Read the entries below and pull out each line with the string "title".

━━━━━━━━━━━━━━━━

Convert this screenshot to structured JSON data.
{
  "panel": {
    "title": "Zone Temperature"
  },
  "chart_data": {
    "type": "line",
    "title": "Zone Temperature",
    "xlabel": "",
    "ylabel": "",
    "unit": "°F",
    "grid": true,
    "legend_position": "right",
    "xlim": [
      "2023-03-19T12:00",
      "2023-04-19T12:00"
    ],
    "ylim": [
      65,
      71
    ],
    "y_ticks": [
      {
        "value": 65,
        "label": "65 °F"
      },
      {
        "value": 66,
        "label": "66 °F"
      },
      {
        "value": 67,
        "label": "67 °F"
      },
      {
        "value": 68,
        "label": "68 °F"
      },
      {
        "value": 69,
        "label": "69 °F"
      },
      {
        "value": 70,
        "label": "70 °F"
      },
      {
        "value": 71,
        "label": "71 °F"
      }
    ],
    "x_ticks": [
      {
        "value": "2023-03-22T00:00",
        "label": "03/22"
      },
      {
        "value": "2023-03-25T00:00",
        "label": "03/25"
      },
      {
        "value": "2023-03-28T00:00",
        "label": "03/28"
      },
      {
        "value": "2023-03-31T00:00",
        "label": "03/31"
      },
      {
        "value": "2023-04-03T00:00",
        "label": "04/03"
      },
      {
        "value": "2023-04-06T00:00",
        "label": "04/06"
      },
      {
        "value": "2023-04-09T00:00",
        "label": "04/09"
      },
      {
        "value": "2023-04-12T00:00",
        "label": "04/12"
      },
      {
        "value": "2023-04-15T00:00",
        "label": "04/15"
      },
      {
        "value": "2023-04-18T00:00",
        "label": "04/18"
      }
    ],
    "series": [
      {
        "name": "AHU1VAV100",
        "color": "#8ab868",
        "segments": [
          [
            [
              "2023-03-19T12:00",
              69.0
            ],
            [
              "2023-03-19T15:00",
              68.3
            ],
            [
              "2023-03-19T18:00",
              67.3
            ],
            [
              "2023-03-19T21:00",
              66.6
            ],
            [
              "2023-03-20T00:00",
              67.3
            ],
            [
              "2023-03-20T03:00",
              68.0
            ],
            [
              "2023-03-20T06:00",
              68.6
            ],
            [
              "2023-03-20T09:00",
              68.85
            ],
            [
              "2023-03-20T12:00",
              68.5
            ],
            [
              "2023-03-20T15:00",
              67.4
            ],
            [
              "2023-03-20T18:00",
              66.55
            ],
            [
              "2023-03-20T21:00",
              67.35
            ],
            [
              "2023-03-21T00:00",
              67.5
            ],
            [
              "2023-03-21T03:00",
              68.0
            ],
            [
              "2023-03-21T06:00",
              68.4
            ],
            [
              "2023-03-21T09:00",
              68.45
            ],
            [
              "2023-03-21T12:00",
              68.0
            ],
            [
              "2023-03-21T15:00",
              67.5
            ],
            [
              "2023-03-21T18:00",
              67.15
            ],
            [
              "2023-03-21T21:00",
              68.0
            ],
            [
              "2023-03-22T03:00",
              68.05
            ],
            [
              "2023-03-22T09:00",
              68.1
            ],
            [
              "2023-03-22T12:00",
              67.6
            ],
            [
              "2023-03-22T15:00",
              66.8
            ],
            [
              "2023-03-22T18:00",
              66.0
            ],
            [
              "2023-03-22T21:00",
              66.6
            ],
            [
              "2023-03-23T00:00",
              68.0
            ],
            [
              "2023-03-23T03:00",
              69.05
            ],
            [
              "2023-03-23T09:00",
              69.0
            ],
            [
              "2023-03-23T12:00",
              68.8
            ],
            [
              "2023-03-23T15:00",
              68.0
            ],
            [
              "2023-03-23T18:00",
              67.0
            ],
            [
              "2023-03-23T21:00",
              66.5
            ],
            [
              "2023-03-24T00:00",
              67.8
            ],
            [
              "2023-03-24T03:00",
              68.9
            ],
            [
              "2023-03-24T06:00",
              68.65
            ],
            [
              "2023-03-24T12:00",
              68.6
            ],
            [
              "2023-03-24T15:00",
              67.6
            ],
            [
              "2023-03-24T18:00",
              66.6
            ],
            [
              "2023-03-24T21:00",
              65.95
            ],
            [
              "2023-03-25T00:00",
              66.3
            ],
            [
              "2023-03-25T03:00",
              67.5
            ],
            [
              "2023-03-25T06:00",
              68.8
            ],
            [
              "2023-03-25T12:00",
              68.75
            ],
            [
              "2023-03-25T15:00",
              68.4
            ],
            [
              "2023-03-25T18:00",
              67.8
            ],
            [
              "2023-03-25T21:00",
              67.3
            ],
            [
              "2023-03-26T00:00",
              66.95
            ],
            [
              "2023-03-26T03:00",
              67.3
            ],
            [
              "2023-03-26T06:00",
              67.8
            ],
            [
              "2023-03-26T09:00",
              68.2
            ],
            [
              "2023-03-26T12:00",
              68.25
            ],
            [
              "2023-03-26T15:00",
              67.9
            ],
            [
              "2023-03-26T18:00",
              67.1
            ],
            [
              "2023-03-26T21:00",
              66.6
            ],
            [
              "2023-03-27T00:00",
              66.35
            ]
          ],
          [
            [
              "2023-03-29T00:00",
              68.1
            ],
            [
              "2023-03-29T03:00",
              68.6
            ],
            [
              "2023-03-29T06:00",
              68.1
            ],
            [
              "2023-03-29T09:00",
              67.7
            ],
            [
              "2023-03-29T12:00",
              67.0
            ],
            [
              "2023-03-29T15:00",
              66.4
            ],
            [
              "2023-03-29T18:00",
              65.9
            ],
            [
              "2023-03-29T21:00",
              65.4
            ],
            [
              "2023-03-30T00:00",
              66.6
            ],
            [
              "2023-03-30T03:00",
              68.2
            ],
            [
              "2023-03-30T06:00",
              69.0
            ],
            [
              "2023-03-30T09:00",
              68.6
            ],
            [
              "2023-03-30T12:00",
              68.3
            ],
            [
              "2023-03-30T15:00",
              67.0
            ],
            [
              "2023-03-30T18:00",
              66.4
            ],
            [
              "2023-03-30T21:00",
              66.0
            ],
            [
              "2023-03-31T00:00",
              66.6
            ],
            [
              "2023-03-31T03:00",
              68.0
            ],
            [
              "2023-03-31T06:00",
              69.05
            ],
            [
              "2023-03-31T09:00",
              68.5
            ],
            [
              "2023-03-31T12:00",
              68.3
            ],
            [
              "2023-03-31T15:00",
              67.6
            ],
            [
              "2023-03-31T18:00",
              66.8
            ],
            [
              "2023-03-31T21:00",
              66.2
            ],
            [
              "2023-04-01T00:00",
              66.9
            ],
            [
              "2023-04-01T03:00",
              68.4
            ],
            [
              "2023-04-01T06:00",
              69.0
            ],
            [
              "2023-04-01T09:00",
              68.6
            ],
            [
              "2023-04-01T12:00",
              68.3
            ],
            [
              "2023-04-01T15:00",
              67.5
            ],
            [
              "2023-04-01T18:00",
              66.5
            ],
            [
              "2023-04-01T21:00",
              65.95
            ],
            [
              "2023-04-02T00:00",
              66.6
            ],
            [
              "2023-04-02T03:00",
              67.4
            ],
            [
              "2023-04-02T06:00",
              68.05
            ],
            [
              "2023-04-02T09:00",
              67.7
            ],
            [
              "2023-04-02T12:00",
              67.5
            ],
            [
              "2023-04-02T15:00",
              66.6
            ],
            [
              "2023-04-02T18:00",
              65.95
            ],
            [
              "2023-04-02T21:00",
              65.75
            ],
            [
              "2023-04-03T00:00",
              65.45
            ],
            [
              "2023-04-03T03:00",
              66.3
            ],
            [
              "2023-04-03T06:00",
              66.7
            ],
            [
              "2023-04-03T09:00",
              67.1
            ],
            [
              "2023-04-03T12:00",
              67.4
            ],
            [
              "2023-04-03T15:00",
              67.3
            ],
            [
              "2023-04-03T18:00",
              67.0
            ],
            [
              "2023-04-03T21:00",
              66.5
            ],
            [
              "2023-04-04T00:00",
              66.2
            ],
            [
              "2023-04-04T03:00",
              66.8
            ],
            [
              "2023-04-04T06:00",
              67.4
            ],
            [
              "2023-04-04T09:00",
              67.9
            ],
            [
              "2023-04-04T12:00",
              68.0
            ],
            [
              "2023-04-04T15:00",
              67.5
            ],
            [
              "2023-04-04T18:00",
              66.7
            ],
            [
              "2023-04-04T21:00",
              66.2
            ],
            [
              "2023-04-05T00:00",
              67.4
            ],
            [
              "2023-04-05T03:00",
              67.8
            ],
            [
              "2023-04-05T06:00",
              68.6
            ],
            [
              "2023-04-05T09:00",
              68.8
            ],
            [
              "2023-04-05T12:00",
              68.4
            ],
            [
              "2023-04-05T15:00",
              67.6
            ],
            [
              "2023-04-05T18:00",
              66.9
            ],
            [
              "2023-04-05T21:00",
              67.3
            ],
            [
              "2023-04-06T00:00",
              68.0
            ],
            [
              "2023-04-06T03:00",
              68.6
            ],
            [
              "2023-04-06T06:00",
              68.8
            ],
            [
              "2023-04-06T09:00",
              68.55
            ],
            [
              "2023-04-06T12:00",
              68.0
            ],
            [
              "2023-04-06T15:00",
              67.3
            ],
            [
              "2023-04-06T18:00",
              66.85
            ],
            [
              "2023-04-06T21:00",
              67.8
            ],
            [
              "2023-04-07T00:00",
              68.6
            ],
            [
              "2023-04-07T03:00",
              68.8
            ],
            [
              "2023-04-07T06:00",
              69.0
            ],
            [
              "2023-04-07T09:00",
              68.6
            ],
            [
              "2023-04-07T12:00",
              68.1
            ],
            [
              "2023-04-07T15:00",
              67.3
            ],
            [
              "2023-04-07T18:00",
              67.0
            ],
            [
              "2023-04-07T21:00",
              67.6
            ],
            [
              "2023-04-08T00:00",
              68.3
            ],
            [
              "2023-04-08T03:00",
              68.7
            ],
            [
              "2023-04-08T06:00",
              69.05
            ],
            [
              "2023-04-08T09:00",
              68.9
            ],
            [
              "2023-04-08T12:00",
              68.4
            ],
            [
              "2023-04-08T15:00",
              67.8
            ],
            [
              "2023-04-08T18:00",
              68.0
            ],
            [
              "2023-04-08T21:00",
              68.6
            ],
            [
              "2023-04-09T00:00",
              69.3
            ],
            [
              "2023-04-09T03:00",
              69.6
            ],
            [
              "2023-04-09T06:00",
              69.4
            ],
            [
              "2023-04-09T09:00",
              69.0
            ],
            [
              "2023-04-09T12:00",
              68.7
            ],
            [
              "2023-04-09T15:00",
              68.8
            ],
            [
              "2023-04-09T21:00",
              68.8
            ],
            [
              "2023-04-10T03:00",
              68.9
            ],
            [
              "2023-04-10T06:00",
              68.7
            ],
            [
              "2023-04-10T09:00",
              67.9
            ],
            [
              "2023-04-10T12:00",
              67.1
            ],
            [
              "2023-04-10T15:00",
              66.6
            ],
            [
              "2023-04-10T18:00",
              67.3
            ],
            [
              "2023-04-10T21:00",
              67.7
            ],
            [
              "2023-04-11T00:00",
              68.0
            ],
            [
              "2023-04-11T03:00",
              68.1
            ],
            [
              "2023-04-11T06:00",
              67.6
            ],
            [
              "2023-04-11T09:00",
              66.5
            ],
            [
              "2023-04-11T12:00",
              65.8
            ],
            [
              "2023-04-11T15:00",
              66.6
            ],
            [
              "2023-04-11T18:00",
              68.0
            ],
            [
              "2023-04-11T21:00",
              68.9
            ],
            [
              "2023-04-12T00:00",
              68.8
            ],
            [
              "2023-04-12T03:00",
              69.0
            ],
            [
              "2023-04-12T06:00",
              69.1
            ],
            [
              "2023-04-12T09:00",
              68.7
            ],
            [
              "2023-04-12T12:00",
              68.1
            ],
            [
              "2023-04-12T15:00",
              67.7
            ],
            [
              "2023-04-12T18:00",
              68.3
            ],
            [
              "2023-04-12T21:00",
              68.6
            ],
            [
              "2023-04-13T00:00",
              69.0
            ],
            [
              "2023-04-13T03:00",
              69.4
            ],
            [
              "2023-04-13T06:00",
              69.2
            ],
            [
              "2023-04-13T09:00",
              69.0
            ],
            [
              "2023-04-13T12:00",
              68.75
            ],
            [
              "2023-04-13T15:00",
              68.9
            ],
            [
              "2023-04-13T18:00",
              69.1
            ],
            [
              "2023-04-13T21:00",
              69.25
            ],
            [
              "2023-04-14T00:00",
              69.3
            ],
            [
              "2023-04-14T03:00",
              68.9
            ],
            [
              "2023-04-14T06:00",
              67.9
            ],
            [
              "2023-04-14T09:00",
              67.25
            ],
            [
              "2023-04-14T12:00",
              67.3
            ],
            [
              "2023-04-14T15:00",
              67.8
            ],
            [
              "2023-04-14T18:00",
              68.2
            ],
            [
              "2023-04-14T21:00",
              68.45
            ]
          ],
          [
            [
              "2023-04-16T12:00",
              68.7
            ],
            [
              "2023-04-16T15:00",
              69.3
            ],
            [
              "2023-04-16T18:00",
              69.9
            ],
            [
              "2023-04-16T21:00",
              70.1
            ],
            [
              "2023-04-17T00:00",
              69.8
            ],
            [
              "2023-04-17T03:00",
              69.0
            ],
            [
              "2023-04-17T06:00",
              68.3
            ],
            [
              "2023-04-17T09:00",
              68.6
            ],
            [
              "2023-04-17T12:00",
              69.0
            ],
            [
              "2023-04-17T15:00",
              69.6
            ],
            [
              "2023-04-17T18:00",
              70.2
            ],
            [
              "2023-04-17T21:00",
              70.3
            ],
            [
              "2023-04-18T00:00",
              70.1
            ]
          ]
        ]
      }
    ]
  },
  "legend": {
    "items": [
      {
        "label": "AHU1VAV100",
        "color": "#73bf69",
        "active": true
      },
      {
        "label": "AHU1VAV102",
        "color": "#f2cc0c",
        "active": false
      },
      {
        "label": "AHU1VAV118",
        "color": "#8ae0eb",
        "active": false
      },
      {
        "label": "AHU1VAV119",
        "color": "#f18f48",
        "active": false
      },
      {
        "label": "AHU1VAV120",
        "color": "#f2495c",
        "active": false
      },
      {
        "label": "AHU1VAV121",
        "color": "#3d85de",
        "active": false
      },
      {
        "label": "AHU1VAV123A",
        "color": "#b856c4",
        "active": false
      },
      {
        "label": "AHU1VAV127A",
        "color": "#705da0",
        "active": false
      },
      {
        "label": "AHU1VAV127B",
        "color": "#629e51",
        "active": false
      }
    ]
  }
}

━━━━━━━━━━━━━━━━

◆ Problem solution
    "title": "Zone Temperature"
    "title": "Zone Temperature",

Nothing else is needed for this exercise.